- **Data records**
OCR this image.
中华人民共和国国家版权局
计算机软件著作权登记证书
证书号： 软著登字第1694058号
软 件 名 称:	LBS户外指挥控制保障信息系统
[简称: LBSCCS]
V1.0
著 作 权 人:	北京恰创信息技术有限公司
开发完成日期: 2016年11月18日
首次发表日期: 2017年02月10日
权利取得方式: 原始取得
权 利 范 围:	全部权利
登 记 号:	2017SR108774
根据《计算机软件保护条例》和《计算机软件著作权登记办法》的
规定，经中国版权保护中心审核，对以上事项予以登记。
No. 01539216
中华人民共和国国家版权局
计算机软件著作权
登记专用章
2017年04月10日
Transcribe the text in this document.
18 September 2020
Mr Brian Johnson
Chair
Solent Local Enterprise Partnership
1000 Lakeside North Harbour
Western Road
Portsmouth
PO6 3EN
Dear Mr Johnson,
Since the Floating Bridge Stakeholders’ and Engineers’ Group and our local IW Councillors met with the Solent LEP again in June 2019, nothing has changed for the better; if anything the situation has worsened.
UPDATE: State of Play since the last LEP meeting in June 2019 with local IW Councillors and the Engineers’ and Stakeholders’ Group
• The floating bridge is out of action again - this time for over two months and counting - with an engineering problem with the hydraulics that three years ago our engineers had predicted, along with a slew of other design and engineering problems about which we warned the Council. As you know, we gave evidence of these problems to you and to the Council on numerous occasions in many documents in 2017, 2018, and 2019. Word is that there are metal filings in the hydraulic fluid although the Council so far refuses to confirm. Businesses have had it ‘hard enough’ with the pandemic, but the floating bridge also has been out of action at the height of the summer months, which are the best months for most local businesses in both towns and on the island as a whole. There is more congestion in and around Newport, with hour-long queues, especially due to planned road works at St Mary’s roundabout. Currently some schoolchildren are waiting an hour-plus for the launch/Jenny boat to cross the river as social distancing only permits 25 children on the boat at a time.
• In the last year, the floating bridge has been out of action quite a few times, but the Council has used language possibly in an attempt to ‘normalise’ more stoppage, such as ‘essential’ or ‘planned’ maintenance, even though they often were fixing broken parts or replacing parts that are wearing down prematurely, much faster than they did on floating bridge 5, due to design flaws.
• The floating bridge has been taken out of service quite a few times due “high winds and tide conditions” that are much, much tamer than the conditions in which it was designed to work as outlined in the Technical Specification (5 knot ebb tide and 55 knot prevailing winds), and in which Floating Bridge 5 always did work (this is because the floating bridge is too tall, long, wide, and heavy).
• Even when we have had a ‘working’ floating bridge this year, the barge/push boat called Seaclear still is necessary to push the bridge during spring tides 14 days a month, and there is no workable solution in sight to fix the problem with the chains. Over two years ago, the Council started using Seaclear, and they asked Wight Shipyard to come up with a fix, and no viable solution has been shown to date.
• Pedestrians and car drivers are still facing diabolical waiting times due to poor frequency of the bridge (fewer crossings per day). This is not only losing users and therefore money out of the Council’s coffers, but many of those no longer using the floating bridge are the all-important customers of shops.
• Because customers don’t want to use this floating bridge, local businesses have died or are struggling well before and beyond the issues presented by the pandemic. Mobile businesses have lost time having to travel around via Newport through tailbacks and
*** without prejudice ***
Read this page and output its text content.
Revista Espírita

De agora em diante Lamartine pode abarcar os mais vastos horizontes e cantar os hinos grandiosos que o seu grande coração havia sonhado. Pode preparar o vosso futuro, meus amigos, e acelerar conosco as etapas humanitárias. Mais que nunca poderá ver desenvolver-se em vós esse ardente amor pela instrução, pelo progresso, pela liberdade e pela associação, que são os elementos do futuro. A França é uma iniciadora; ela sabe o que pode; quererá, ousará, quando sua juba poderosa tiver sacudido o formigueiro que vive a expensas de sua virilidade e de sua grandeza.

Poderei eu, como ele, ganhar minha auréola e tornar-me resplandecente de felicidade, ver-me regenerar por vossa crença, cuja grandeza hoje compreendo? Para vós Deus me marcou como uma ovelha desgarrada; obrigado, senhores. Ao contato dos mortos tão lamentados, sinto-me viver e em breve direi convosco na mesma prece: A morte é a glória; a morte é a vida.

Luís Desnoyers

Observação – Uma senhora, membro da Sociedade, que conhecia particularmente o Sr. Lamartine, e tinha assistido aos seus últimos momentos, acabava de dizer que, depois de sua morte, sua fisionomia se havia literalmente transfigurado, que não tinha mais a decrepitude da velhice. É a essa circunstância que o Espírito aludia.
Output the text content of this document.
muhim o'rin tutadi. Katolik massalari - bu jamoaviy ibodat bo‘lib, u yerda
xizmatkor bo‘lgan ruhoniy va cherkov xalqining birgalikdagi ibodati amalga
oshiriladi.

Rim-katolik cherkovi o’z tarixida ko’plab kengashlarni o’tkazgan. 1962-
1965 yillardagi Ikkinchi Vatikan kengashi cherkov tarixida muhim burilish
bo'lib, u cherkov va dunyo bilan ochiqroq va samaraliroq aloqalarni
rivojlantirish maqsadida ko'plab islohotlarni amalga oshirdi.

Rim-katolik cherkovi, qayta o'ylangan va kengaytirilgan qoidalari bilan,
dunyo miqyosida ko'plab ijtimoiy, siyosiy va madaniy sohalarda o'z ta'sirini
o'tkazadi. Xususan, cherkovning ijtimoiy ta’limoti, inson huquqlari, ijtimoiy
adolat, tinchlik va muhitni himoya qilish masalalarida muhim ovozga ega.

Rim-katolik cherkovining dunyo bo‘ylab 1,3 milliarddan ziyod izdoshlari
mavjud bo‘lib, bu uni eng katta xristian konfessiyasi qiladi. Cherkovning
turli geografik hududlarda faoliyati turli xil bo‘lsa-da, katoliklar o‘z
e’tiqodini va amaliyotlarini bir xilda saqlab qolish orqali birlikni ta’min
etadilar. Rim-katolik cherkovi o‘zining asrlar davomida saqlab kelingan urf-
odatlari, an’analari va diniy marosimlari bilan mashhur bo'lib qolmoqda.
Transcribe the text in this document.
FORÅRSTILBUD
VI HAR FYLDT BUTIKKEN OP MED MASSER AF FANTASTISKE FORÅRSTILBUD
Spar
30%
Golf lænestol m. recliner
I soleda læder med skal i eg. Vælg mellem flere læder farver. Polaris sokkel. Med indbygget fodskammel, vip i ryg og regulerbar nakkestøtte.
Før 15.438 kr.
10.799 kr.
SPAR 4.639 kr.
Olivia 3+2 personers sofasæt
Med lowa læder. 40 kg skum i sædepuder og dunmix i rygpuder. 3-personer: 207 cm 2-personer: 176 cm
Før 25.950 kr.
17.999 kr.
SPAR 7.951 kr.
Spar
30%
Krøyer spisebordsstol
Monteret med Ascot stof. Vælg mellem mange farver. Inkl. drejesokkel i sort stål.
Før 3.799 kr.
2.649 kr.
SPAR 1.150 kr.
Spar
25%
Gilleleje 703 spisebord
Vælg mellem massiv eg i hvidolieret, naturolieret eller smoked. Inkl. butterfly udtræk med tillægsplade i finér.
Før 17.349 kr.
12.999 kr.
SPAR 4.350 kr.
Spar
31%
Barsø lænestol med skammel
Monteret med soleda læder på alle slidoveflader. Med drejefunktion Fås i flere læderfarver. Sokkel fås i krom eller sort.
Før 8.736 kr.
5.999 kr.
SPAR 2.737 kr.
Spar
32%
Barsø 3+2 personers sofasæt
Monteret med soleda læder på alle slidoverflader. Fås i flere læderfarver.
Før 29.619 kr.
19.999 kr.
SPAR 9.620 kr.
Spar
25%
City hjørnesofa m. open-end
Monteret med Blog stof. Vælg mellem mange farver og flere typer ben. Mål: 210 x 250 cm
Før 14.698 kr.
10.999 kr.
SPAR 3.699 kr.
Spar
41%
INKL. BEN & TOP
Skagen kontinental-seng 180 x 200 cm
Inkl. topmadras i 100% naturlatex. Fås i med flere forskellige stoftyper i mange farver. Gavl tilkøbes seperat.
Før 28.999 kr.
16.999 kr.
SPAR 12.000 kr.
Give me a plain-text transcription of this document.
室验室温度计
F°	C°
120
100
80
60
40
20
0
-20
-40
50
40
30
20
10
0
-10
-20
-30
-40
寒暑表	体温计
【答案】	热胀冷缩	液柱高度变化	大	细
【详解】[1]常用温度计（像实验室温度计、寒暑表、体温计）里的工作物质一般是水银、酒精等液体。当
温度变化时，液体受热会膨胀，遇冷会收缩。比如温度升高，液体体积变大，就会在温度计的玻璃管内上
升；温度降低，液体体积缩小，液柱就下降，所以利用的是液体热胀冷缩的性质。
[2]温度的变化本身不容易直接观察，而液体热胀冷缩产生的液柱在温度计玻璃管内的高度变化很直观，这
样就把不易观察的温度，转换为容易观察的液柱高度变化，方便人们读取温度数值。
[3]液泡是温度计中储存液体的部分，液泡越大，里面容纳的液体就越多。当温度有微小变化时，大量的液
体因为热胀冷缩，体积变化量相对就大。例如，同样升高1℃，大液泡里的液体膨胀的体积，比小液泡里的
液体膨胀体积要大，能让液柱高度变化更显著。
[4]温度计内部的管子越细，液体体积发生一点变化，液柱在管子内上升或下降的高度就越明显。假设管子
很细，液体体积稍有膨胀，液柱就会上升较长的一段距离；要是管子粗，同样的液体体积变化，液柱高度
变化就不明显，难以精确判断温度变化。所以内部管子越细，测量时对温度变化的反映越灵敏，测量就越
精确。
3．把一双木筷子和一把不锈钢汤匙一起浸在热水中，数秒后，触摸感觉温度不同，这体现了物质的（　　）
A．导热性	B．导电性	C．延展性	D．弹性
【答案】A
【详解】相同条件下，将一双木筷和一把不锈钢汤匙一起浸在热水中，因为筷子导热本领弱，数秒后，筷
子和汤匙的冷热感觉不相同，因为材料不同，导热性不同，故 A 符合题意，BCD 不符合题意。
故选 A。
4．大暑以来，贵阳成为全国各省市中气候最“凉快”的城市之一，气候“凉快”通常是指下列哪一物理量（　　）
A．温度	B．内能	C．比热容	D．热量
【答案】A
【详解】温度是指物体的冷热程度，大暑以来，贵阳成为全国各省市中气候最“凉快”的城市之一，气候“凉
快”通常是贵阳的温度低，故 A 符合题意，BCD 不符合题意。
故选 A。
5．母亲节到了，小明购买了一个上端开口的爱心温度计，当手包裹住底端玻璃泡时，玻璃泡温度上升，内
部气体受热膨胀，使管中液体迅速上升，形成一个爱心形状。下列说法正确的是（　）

- **Aim**
Copy exactly the lines above, from the one containing "Give me a plain-text" through the very last line.

- **Correct result**
Give me a plain-text transcription of this document.
室验室温度计
F°	C°
120
100
80
60
40
20
0
-20
-40
50
40
30
20
10
0
-10
-20
-30
-40
寒暑表	体温计
【答案】	热胀冷缩	液柱高度变化	大	细
【详解】[1]常用温度计（像实验室温度计、寒暑表、体温计）里的工作物质一般是水银、酒精等液体。当
温度变化时，液体受热会膨胀，遇冷会收缩。比如温度升高，液体体积变大，就会在温度计的玻璃管内上
升；温度降低，液体体积缩小，液柱就下降，所以利用的是液体热胀冷缩的性质。
[2]温度的变化本身不容易直接观察，而液体热胀冷缩产生的液柱在温度计玻璃管内的高度变化很直观，这
样就把不易观察的温度，转换为容易观察的液柱高度变化，方便人们读取温度数值。
[3]液泡是温度计中储存液体的部分，液泡越大，里面容纳的液体就越多。当温度有微小变化时，大量的液
体因为热胀冷缩，体积变化量相对就大。例如，同样升高1℃，大液泡里的液体膨胀的体积，比小液泡里的
液体膨胀体积要大，能让液柱高度变化更显著。
[4]温度计内部的管子越细，液体体积发生一点变化，液柱在管子内上升或下降的高度就越明显。假设管子
很细，液体体积稍有膨胀，液柱就会上升较长的一段距离；要是管子粗，同样的液体体积变化，液柱高度
变化就不明显，难以精确判断温度变化。所以内部管子越细，测量时对温度变化的反映越灵敏，测量就越
精确。
3．把一双木筷子和一把不锈钢汤匙一起浸在热水中，数秒后，触摸感觉温度不同，这体现了物质的（　　）
A．导热性	B．导电性	C．延展性	D．弹性
【答案】A
【详解】相同条件下，将一双木筷和一把不锈钢汤匙一起浸在热水中，因为筷子导热本领弱，数秒后，筷
子和汤匙的冷热感觉不相同，因为材料不同，导热性不同，故 A 符合题意，BCD 不符合题意。
故选 A。
4．大暑以来，贵阳成为全国各省市中气候最“凉快”的城市之一，气候“凉快”通常是指下列哪一物理量（　　）
A．温度	B．内能	C．比热容	D．热量
【答案】A
【详解】温度是指物体的冷热程度，大暑以来，贵阳成为全国各省市中气候最“凉快”的城市之一，气候“凉
快”通常是贵阳的温度低，故 A 符合题意，BCD 不符合题意。
故选 A。
5．母亲节到了，小明购买了一个上端开口的爱心温度计，当手包裹住底端玻璃泡时，玻璃泡温度上升，内
部气体受热膨胀，使管中液体迅速上升，形成一个爱心形状。下列说法正确的是（　）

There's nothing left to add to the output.